Instruction: Output the data as a numbered list, from its first line through the line containing "y-tick-label: 0 [35,320,42,333]", inclusive, and omit blank lines.

Bounding box entries
┄┄┄┄┄┄

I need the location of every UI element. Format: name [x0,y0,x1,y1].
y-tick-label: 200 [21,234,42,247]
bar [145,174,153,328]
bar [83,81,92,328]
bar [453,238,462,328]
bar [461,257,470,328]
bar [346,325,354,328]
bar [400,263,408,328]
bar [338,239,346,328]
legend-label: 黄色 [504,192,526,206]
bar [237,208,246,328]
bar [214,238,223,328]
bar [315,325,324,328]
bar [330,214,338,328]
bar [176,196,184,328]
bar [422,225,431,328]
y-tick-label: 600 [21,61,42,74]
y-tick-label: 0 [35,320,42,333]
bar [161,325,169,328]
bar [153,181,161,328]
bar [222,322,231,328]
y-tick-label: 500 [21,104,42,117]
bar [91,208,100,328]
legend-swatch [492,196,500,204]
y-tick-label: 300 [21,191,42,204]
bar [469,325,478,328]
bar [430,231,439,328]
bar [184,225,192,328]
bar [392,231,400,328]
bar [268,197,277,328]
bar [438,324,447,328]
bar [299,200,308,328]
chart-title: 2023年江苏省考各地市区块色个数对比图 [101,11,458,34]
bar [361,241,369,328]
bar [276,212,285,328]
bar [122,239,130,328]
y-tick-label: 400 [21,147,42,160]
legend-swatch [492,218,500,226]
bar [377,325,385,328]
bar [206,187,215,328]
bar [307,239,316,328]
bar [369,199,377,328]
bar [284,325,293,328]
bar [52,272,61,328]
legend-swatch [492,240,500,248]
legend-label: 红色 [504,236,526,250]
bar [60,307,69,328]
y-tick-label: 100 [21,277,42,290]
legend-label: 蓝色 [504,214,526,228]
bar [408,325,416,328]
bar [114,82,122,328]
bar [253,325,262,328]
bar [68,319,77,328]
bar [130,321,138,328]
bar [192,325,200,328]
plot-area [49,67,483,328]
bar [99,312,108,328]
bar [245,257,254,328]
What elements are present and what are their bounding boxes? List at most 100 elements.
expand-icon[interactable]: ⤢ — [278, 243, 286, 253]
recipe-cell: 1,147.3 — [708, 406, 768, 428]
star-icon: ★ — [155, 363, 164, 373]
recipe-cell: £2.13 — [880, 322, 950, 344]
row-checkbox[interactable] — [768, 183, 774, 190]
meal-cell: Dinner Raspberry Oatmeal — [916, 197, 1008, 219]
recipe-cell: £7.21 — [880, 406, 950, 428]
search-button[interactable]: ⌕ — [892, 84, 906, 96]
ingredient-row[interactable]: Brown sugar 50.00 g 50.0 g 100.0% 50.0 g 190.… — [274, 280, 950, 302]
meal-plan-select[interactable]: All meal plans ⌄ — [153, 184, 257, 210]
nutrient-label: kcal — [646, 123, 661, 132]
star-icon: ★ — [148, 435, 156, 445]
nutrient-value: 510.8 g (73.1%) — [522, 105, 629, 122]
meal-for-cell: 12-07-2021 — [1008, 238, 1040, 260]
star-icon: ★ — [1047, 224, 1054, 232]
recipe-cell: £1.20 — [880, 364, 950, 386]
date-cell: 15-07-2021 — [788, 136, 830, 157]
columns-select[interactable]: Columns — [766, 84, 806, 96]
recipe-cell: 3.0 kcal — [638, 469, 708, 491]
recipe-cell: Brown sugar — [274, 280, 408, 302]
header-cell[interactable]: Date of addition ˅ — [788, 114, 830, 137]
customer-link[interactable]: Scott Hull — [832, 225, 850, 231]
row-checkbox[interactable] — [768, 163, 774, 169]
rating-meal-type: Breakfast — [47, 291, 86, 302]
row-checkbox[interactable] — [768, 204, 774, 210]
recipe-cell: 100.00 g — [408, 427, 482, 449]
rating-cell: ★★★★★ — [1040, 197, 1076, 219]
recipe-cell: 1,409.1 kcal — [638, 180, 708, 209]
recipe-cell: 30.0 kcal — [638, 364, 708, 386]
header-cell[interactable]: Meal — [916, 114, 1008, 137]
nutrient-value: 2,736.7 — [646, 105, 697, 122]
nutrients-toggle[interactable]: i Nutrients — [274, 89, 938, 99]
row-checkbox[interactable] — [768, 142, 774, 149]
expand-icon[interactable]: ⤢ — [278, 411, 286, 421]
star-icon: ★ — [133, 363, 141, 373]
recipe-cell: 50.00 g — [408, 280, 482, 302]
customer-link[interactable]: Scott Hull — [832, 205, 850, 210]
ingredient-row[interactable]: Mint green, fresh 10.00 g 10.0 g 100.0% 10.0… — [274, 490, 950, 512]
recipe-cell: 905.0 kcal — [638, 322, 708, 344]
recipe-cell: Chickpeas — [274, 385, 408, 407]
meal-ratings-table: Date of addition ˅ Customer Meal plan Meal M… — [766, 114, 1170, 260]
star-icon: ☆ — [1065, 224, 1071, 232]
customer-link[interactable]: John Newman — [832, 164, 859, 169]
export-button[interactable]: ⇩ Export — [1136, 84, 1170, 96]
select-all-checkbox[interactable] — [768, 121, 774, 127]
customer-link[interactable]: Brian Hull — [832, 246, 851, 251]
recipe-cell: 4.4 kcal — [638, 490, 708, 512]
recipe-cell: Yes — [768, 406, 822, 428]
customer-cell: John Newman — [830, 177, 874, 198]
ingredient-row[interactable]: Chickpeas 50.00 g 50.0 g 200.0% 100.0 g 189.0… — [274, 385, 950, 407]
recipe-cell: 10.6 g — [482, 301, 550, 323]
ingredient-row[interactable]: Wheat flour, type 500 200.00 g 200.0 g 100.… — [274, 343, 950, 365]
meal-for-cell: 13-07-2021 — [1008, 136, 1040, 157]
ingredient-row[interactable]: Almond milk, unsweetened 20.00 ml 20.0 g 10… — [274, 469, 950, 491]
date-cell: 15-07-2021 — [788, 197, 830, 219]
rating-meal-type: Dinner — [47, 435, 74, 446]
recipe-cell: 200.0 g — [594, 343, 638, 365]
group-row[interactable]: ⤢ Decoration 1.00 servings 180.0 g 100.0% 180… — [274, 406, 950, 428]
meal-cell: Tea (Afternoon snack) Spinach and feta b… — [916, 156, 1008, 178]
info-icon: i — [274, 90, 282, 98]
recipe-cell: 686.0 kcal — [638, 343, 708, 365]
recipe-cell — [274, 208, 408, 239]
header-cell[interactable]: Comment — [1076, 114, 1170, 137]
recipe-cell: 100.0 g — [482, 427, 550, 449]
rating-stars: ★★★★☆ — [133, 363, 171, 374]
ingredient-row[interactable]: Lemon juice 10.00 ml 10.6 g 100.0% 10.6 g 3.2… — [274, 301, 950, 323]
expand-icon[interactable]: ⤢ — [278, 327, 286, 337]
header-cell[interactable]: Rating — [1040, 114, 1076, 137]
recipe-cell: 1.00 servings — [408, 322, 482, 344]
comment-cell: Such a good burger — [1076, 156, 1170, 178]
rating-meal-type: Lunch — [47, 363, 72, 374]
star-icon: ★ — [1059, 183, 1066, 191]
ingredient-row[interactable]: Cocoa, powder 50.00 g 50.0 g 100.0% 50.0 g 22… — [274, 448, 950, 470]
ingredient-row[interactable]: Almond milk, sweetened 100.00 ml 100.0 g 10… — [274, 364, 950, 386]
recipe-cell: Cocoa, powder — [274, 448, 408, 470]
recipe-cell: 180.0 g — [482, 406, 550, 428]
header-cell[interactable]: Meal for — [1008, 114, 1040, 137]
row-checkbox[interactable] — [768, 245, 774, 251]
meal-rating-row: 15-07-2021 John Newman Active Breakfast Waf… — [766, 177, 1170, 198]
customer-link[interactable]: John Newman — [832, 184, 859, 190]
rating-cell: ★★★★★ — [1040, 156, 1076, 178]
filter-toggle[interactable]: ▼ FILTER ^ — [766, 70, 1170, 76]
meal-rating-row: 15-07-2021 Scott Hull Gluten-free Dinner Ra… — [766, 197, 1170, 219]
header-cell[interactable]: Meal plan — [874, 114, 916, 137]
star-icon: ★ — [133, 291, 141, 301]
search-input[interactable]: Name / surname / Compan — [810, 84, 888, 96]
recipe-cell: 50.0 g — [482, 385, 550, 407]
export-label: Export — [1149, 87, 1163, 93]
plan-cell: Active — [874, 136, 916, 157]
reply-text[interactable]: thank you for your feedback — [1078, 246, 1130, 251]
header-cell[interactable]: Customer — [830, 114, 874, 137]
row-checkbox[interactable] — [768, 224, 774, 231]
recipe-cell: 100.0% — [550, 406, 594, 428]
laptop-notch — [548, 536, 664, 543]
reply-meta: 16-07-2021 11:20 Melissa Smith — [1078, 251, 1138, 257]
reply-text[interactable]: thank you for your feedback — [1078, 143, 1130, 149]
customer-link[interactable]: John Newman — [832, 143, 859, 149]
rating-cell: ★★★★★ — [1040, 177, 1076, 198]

┄┄┄┄┄┄

Finished exercise:
1. I need the location of every UI element. Format: name [x0,y0,x1,y1].
2. y-tick-label: 200 [21,234,42,247]
3. bar [145,174,153,328]
4. bar [83,81,92,328]
5. bar [453,238,462,328]
6. bar [461,257,470,328]
7. bar [346,325,354,328]
8. bar [400,263,408,328]
9. bar [338,239,346,328]
10. legend-label: 黄色 [504,192,526,206]
11. bar [237,208,246,328]
12. bar [214,238,223,328]
13. bar [315,325,324,328]
14. bar [330,214,338,328]
15. bar [176,196,184,328]
16. bar [422,225,431,328]
17. y-tick-label: 600 [21,61,42,74]
18. y-tick-label: 0 [35,320,42,333]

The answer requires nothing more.